■ 任务列表 ■
- a) 请修改关于List集合类的文本：重新写出从“Java基础专栏收录该内容”到“和ArrayList的比较。”的这一段，并把其中的“Java集合框架”改为“Java容器框架”。
- b) 请从关于List集合类源码分析的文本停下之处接着往下写。
::: 阅读文本
List集合类介绍（源码分析）

最新推荐文章于 2022-06-02 15:57:19 发布

原创最新推荐文章于 2022-06-02 15:57:19 发布 · 置顶 · 382 阅读

1 ·

CC 4.0 BY-SA版权

Java基础专栏收录该内容

8 篇文章

订阅专栏

本文深入剖析了Java集合框架中的ArrayList、LinkedList及Vector的特点与区别，详细解释了它们的底层实现，如数组与链表的运用，以及扩容、增删查改等操作的原理。

前言

基于JDK1.8源码解析List集合类中的ArrayList，LinkedList以及Vector和ArrayList的比较。

先说一下各个List集合类最重要的知识点以及集合类间的区别：

ArrayList：

底层是数组；
线程不安全；
每次扩容后的容量都是原来容量的1.5倍（向下取整），扩容的实现需要调用底层由C/C++编写的native方法；
增删时，需要数组的拷贝复制，调用底层由C/C++编写的native方法；

LinkedList：

底层是链表；
线程不安全；
不需要扩容；
LinkedList的增删其实就是链表中添加或者删除结点；

Vector（一般很少使用）：

底层是数组；
线程安全；
每次扩容后的容量都是原来容量的1倍；
增删的底层原理与ArrayList相同；

这里主要总结ArrayList（底层是数组，线程不安全）与LinkedList（底层是链表，线程不安全），以及Vector（底层是数组，线程安全）与ArrayList的区别。

1、ArrayList解析

ArrayList关系图

1.1 ArrayList文件顶部注解

一般源码的精髓都集中在文件最上方的总览注解中，因此，在阅读源码时，阅读总览注解非常重要（原谅我英语渣）。

通过注解我们可以提取出以下几点重要信息：

ArrayList是一个可以存储任何对象元素（包括null）的长度可变数组；
ArrayList底层是一个Object数组，封装了基本的增删改查等操作，并且利用底层的arrayCopy()实现了动态扩容；
除了add()方法的时间复杂度是O(n)之外，其他方法例如get()、set()、size()等时间复杂度都是常量级。如果不考虑底层内存拷贝的耗时，其实add()方法如果不指定下标，默认插到尾部，时间复杂度依旧是常量级；
如果单次添加的数据过大的话，可以调用ArrayList的ensureCapacity()方法直接给ArrayList开辟一块内存容量，避免中间扩容时多次的内存拷贝造成不必要的时间浪费；
ArrayList和Vector类似但是本身线程不安全，如果要对结构做修改，例如增删元素等，在多线程环境下必须加锁，但是也可以通过Collections.synchronizedList()包装成一个线程安全的容器；
ArrayList还引入了快速失败机制，关于快速失败机制：https://blog.youkuaiyun.com/weixin_39738307/article/details/106100118；

1.2 ArrayList的成员变量

先来看一下ArrayList的几个成员变量。

    private static final long serialVersionUID = 8683452581122892189L;

    /**
     * Default initial capacity.
::::::
::: 数据摘录
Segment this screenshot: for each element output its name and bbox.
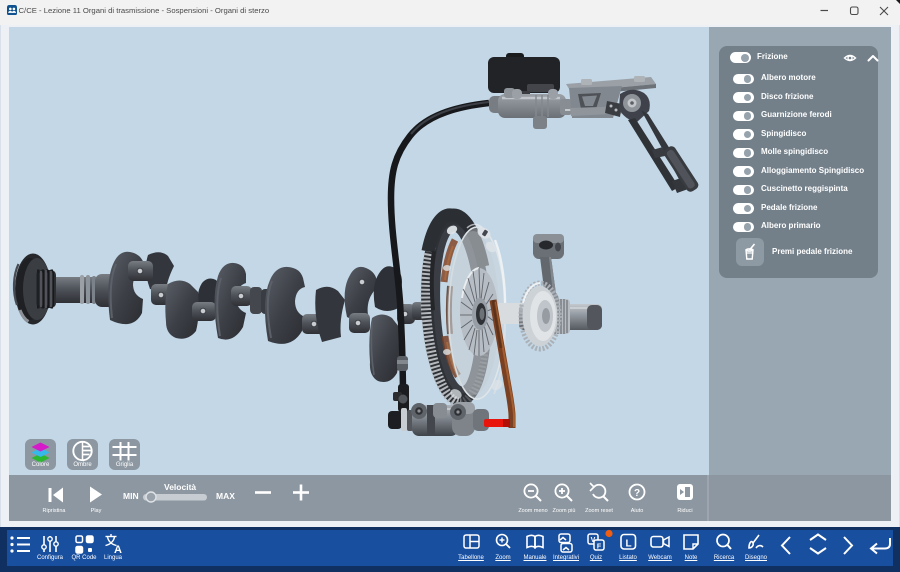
svg-text:F: F: [597, 544, 602, 551]
svg-text:L: L: [625, 539, 631, 550]
svg-text:V: V: [591, 537, 596, 544]
svg-text:?: ?: [634, 488, 640, 499]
::::::
■ 预期结果 ■
- a)
Java基础专栏收录该内容

8 篇文章

订阅专栏

本文深入剖析了Java容器框架中的ArrayList、LinkedList及Vector的特点与区别，详细解释了它们的底层实现，如数组与链表的运用，以及扩容、增删查改等操作的原理。

前言

基于JDK1.8源码解析List集合类中的ArrayList，LinkedList以及Vector和ArrayList的比较。

- b)
     */
    private static final int DEFAULT_CAPACITY = 10;

    /**
     * Shared empty array instance used for empty instances.
     */
    private static final Object[] EMPTY_ELEMENTDATA = {};

    /**
     * Shared empty array instance used for default sized empty instances. We
     * distinguish this from EMPTY_ELEMENTDATA to know how much to inflate when
     * first element is added.
     */
    private static final Object[] DEFAULTCAPACITY_EMPTY_ELEMENTDATA = {};

    /**
     * The array buffer into which the elements of the ArrayList are stored.
     * The capacity of the ArrayList is the length of this array buffer. Any
     * empty ArrayList with elementData == DEFAULTCAPACITY_EMPTY_ELEMENTDATA
     * will be expanded to DEFAULT_CAPACITY when the first element is added.
     */
    transient Object[] elementData; // non-private to simplify nested class access

    /**
     * The size of the ArrayList (the number of elements it contains).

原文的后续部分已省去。